What needs to be done> Quote every one of the rows below verbatim, line by line, with nothing altered.

-*-*-

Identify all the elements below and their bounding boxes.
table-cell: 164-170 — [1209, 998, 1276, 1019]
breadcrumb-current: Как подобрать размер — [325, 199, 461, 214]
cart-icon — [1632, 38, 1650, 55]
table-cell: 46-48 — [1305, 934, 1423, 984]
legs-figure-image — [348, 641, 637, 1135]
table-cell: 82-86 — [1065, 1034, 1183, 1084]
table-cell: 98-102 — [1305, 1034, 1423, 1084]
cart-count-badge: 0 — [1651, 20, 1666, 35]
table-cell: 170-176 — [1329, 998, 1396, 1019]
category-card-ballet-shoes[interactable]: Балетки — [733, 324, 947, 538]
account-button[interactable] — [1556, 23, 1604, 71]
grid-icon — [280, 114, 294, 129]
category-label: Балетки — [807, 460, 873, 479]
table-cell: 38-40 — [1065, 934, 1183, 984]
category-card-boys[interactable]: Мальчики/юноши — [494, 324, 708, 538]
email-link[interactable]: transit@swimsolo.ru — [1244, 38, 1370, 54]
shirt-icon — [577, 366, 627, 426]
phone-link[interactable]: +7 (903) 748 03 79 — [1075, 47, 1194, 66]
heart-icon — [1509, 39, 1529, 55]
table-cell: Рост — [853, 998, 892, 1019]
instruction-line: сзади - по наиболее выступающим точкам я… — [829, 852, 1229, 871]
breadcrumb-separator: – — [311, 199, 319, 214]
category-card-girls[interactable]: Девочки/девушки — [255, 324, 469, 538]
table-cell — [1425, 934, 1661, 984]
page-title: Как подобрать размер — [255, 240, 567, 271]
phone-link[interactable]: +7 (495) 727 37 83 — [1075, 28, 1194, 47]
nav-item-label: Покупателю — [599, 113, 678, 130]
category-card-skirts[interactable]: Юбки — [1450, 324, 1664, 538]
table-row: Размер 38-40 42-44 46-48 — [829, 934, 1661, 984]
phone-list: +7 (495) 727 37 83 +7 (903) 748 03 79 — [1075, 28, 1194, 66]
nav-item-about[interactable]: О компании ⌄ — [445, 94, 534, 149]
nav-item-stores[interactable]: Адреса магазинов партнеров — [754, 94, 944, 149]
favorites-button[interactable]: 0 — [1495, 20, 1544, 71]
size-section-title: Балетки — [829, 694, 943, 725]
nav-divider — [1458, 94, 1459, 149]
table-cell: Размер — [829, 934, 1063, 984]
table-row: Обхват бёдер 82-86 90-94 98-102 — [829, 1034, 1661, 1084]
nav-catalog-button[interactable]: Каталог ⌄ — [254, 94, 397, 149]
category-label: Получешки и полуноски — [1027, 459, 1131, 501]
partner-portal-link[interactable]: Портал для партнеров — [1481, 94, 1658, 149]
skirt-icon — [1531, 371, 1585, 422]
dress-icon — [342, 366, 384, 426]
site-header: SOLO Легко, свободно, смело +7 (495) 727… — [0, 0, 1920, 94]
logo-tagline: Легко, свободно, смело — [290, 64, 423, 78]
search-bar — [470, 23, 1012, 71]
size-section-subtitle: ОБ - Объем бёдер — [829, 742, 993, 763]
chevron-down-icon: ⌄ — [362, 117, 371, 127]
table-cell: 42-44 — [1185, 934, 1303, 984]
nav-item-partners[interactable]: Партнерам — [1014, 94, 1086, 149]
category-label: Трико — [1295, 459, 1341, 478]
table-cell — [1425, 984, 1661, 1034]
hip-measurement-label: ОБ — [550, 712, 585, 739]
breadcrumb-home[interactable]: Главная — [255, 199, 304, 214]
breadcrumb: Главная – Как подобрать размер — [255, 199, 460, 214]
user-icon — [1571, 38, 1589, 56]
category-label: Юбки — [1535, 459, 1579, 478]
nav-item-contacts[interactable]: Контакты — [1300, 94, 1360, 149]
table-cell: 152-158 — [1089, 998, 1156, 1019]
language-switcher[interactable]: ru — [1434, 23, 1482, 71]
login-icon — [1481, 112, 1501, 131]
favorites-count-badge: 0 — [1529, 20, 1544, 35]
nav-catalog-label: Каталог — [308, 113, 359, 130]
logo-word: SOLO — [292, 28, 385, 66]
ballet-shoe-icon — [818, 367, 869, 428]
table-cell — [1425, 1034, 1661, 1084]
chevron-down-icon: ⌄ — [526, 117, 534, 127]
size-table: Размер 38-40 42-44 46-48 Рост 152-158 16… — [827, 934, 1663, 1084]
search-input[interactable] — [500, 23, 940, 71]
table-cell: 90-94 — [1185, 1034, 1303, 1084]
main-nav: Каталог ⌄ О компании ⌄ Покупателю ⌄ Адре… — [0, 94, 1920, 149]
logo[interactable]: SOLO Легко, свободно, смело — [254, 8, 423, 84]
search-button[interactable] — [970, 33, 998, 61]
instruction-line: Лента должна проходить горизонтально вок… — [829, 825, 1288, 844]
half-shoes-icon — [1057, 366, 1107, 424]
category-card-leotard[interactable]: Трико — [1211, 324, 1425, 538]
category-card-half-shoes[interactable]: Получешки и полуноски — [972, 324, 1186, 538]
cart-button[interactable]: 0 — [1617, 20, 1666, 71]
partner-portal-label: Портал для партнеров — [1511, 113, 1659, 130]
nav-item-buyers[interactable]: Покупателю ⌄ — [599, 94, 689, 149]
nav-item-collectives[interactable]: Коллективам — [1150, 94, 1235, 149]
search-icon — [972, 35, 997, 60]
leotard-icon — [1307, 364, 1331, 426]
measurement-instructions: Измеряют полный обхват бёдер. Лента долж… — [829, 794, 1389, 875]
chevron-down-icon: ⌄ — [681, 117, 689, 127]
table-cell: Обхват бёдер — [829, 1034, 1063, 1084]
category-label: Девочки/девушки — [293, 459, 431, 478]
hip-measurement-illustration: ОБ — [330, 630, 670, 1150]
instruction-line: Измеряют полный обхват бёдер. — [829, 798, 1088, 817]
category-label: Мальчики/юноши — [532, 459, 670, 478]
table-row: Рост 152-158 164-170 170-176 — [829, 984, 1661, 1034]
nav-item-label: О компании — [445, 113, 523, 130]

-*-*-

Problem solution>
Identify all the elements below and their bounding boxes.
table-cell: 164-170 — [1209, 998, 1276, 1019]
breadcrumb-current: Как подобрать размер — [325, 199, 461, 214]
cart-icon — [1632, 38, 1650, 55]
table-cell: 46-48 — [1305, 934, 1423, 984]
legs-figure-image — [348, 641, 637, 1135]
table-cell: 82-86 — [1065, 1034, 1183, 1084]
table-cell: 98-102 — [1305, 1034, 1423, 1084]
cart-count-badge: 0 — [1651, 20, 1666, 35]
table-cell: 170-176 — [1329, 998, 1396, 1019]
category-card-ballet-shoes[interactable]: Балетки — [733, 324, 947, 538]
account-button[interactable] — [1556, 23, 1604, 71]
grid-icon — [280, 114, 294, 129]
category-label: Балетки — [807, 460, 873, 479]
table-cell: 38-40 — [1065, 934, 1183, 984]
category-card-boys[interactable]: Мальчики/юноши — [494, 324, 708, 538]
email-link[interactable]: transit@swimsolo.ru — [1244, 38, 1370, 54]
shirt-icon — [577, 366, 627, 426]
phone-link[interactable]: +7 (903) 748 03 79 — [1075, 47, 1194, 66]
heart-icon — [1509, 39, 1529, 55]
table-cell: Рост — [853, 998, 892, 1019]
instruction-line: сзади - по наиболее выступающим точкам я… — [829, 852, 1229, 871]
breadcrumb-separator: – — [311, 199, 319, 214]
category-card-girls[interactable]: Девочки/девушки — [255, 324, 469, 538]
table-cell — [1425, 934, 1661, 984]
page-title: Как подобрать размер — [255, 240, 567, 271]
phone-link[interactable]: +7 (495) 727 37 83 — [1075, 28, 1194, 47]
nav-item-label: Покупателю — [599, 113, 678, 130]
category-card-skirts[interactable]: Юбки — [1450, 324, 1664, 538]
table-row: Размер 38-40 42-44 46-48 — [829, 934, 1661, 984]
phone-list: +7 (495) 727 37 83 +7 (903) 748 03 79 — [1075, 28, 1194, 66]
nav-item-about[interactable]: О компании ⌄ — [445, 94, 534, 149]
nav-item-stores[interactable]: Адреса магазинов партнеров — [754, 94, 944, 149]
favorites-button[interactable]: 0 — [1495, 20, 1544, 71]
size-section-title: Балетки — [829, 694, 943, 725]
nav-divider — [1458, 94, 1459, 149]
table-cell: Размер — [829, 934, 1063, 984]
table-row: Обхват бёдер 82-86 90-94 98-102 — [829, 1034, 1661, 1084]
nav-catalog-button[interactable]: Каталог ⌄ — [254, 94, 397, 149]
category-label: Получешки и полуноски — [1027, 459, 1131, 501]
partner-portal-link[interactable]: Портал для партнеров — [1481, 94, 1658, 149]
skirt-icon — [1531, 371, 1585, 422]
dress-icon — [342, 366, 384, 426]
site-header: SOLO Легко, свободно, смело +7 (495) 727… — [0, 0, 1920, 94]
logo-tagline: Легко, свободно, смело — [290, 64, 423, 78]
search-bar — [470, 23, 1012, 71]
size-section-subtitle: ОБ - Объем бёдер — [829, 742, 993, 763]
chevron-down-icon: ⌄ — [362, 117, 371, 127]
table-cell: 42-44 — [1185, 934, 1303, 984]
nav-item-partners[interactable]: Партнерам — [1014, 94, 1086, 149]
category-label: Трико — [1295, 459, 1341, 478]
table-cell — [1425, 984, 1661, 1034]
hip-measurement-label: ОБ — [550, 712, 585, 739]
breadcrumb-home[interactable]: Главная — [255, 199, 304, 214]
breadcrumb: Главная – Как подобрать размер — [255, 199, 460, 214]
user-icon — [1571, 38, 1589, 56]
category-label: Юбки — [1535, 459, 1579, 478]
nav-item-contacts[interactable]: Контакты — [1300, 94, 1360, 149]
table-cell: 152-158 — [1089, 998, 1156, 1019]
language-switcher[interactable]: ru — [1434, 23, 1482, 71]
login-icon — [1481, 112, 1501, 131]
favorites-count-badge: 0 — [1529, 20, 1544, 35]
nav-catalog-label: Каталог — [308, 113, 359, 130]
logo-word: SOLO — [292, 28, 385, 66]
ballet-shoe-icon — [818, 367, 869, 428]
table-cell — [1425, 1034, 1661, 1084]
chevron-down-icon: ⌄ — [526, 117, 534, 127]
size-table: Размер 38-40 42-44 46-48 Рост 152-158 16… — [827, 934, 1663, 1084]
search-input[interactable] — [500, 23, 940, 71]
table-cell: 90-94 — [1185, 1034, 1303, 1084]
main-nav: Каталог ⌄ О компании ⌄ Покупателю ⌄ Адре… — [0, 94, 1920, 149]
logo[interactable]: SOLO Легко, свободно, смело — [254, 8, 423, 84]
search-button[interactable] — [970, 33, 998, 61]
instruction-line: Лента должна проходить горизонтально вок… — [829, 825, 1288, 844]
half-shoes-icon — [1057, 366, 1107, 424]
category-card-leotard[interactable]: Трико — [1211, 324, 1425, 538]
category-card-half-shoes[interactable]: Получешки и полуноски — [972, 324, 1186, 538]
cart-button[interactable]: 0 — [1617, 20, 1666, 71]
partner-portal-label: Портал для партнеров — [1511, 113, 1659, 130]
nav-item-buyers[interactable]: Покупателю ⌄ — [599, 94, 689, 149]
nav-item-collectives[interactable]: Коллективам — [1150, 94, 1235, 149]
search-icon — [972, 35, 997, 60]
leotard-icon — [1307, 364, 1331, 426]
measurement-instructions: Измеряют полный обхват бёдер. Лента долж… — [829, 794, 1389, 875]
chevron-down-icon: ⌄ — [681, 117, 689, 127]
table-cell: Обхват бёдер — [829, 1034, 1063, 1084]
category-label: Девочки/девушки — [293, 459, 431, 478]
hip-measurement-illustration: ОБ — [330, 630, 670, 1150]
instruction-line: Измеряют полный обхват бёдер. — [829, 798, 1088, 817]
category-label: Мальчики/юноши — [532, 459, 670, 478]
table-row: Рост 152-158 164-170 170-176 — [829, 984, 1661, 1034]
nav-item-label: О компании — [445, 113, 523, 130]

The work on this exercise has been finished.